## OBJECTIVE
What follows is a listing; give it again exactly, in its entirety.

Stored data
-*-
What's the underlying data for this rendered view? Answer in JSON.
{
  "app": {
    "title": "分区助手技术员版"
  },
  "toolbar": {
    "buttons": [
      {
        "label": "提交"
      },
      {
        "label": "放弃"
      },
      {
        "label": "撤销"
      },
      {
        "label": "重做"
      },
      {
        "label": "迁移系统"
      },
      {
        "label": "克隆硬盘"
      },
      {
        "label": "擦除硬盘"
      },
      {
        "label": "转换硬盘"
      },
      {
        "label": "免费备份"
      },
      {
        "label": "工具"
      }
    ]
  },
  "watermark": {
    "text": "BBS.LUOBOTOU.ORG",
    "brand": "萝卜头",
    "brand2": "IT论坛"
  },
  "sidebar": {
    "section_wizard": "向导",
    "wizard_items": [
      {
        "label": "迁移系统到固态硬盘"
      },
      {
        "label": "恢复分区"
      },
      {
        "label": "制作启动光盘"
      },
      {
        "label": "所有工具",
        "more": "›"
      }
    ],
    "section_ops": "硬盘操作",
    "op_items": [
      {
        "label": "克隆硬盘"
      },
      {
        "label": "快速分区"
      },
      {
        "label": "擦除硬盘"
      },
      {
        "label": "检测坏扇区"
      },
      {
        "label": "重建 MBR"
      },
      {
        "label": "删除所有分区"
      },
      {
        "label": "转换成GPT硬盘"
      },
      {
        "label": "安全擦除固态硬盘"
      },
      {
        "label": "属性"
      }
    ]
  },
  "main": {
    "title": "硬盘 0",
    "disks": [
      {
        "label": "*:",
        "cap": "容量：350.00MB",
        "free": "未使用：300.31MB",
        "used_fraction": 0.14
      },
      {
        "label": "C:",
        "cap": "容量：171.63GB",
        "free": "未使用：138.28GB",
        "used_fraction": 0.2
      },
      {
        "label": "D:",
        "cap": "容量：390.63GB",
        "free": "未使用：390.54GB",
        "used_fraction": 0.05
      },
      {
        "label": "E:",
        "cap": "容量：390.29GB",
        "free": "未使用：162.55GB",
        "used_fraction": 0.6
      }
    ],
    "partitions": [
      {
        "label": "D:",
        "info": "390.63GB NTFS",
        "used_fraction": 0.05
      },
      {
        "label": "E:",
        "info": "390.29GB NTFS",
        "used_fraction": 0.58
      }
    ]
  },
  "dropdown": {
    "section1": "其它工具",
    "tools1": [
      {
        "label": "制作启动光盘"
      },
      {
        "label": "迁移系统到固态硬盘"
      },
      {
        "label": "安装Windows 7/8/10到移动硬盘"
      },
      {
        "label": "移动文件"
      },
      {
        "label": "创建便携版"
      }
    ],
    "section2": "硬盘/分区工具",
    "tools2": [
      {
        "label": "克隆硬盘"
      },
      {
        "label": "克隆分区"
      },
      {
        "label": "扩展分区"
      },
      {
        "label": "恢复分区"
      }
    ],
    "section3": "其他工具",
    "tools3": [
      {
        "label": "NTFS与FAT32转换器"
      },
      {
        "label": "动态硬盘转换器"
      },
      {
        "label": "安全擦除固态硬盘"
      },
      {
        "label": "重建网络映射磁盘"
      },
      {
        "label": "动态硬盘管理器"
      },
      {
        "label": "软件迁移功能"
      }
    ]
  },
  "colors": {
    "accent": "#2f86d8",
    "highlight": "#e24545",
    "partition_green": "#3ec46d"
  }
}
-*-
## RESPONSE TO THE EXERCISE
What's the underlying data for this rendered view? Answer in JSON.
{
  "app": {
    "title": "分区助手技术员版"
  },
  "toolbar": {
    "buttons": [
      {
        "label": "提交"
      },
      {
        "label": "放弃"
      },
      {
        "label": "撤销"
      },
      {
        "label": "重做"
      },
      {
        "label": "迁移系统"
      },
      {
        "label": "克隆硬盘"
      },
      {
        "label": "擦除硬盘"
      },
      {
        "label": "转换硬盘"
      },
      {
        "label": "免费备份"
      },
      {
        "label": "工具"
      }
    ]
  },
  "watermark": {
    "text": "BBS.LUOBOTOU.ORG",
    "brand": "萝卜头",
    "brand2": "IT论坛"
  },
  "sidebar": {
    "section_wizard": "向导",
    "wizard_items": [
      {
        "label": "迁移系统到固态硬盘"
      },
      {
        "label": "恢复分区"
      },
      {
        "label": "制作启动光盘"
      },
      {
        "label": "所有工具",
        "more": "›"
      }
    ],
    "section_ops": "硬盘操作",
    "op_items": [
      {
        "label": "克隆硬盘"
      },
      {
        "label": "快速分区"
      },
      {
        "label": "擦除硬盘"
      },
      {
        "label": "检测坏扇区"
      },
      {
        "label": "重建 MBR"
      },
      {
        "label": "删除所有分区"
      },
      {
        "label": "转换成GPT硬盘"
      },
      {
        "label": "安全擦除固态硬盘"
      },
      {
        "label": "属性"
      }
    ]
  },
  "main": {
    "title": "硬盘 0",
    "disks": [
      {
        "label": "*:",
        "cap": "容量：350.00MB",
        "free": "未使用：300.31MB",
        "used_fraction": 0.14
      },
      {
        "label": "C:",
        "cap": "容量：171.63GB",
        "free": "未使用：138.28GB",
        "used_fraction": 0.2
      },
      {
        "label": "D:",
        "cap": "容量：390.63GB",
        "free": "未使用：390.54GB",
        "used_fraction": 0.05
      },
      {
        "label": "E:",
        "cap": "容量：390.29GB",
        "free": "未使用：162.55GB",
        "used_fraction": 0.6
      }
    ],
    "partitions": [
      {
        "label": "D:",
        "info": "390.63GB NTFS",
        "used_fraction": 0.05
      },
      {
        "label": "E:",
        "info": "390.29GB NTFS",
        "used_fraction": 0.58
      }
    ]
  },
  "dropdown": {
    "section1": "其它工具",
    "tools1": [
      {
        "label": "制作启动光盘"
      },
      {
        "label": "迁移系统到固态硬盘"
      },
      {
        "label": "安装Windows 7/8/10到移动硬盘"
      },
      {
        "label": "移动文件"
      },
      {
        "label": "创建便携版"
      }
    ],
    "section2": "硬盘/分区工具",
    "tools2": [
      {
        "label": "克隆硬盘"
      },
      {
        "label": "克隆分区"
      },
      {
        "label": "扩展分区"
      },
      {
        "label": "恢复分区"
      }
    ],
    "section3": "其他工具",
    "tools3": [
      {
        "label": "NTFS与FAT32转换器"
      },
      {
        "label": "动态硬盘转换器"
      },
      {
        "label": "安全擦除固态硬盘"
      },
      {
        "label": "重建网络映射磁盘"
      },
      {
        "label": "动态硬盘管理器"
      },
      {
        "label": "软件迁移功能"
      }
    ]
  },
  "colors": {
    "accent": "#2f86d8",
    "highlight": "#e24545",
    "partition_green": "#3ec46d"
  }
}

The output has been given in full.